» EXERCISE DIRECTIONS: Look through the records below, and copy out every line that holds the string "samples".

» DATA SHOWN:

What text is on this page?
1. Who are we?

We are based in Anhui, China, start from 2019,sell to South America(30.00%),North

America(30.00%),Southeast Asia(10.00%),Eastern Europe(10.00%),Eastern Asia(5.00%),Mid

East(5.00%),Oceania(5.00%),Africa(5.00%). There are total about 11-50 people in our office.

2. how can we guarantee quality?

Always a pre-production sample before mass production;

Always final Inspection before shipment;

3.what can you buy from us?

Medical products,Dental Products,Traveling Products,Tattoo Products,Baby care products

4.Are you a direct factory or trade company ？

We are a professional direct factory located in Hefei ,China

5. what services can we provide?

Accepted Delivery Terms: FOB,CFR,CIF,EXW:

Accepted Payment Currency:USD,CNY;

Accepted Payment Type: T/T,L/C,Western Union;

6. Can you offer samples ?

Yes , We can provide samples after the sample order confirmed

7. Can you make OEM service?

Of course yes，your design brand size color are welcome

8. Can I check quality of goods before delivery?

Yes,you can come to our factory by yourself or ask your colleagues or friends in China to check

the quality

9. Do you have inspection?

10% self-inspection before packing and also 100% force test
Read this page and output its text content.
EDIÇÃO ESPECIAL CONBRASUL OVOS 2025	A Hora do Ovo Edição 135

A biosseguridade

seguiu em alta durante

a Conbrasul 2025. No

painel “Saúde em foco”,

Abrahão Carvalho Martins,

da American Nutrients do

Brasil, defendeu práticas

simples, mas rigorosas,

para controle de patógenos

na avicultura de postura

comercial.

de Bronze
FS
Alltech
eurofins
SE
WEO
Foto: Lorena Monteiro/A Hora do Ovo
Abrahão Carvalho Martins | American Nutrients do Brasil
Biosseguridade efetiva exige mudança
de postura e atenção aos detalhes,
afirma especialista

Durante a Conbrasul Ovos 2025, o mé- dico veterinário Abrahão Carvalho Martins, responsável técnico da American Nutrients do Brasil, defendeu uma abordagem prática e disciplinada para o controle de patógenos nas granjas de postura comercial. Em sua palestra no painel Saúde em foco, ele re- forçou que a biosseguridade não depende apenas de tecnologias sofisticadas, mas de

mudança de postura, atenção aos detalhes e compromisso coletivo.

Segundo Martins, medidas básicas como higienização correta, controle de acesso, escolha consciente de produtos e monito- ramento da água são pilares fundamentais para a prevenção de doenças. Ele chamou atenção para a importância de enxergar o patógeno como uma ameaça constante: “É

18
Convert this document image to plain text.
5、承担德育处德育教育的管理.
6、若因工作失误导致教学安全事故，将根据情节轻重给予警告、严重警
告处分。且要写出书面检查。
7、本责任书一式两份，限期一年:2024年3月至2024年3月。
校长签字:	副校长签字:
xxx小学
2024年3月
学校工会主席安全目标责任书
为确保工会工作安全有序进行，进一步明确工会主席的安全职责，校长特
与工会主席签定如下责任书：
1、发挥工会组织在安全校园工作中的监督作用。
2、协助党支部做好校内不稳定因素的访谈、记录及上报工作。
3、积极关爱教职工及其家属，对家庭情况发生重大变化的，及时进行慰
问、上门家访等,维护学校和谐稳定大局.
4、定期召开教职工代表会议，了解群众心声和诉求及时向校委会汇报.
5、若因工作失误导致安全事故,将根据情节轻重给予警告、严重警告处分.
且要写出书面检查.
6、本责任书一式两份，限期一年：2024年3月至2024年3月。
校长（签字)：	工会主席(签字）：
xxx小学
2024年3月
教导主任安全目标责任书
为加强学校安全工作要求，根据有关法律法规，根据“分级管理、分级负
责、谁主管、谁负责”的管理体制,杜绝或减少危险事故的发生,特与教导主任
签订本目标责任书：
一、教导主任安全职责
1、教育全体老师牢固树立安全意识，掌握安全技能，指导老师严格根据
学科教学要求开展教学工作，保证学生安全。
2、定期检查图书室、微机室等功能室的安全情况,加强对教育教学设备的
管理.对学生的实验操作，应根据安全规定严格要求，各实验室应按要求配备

» REPLY:
6. Can you offer samples ?
Yes , We can provide samples after the sample order confirmed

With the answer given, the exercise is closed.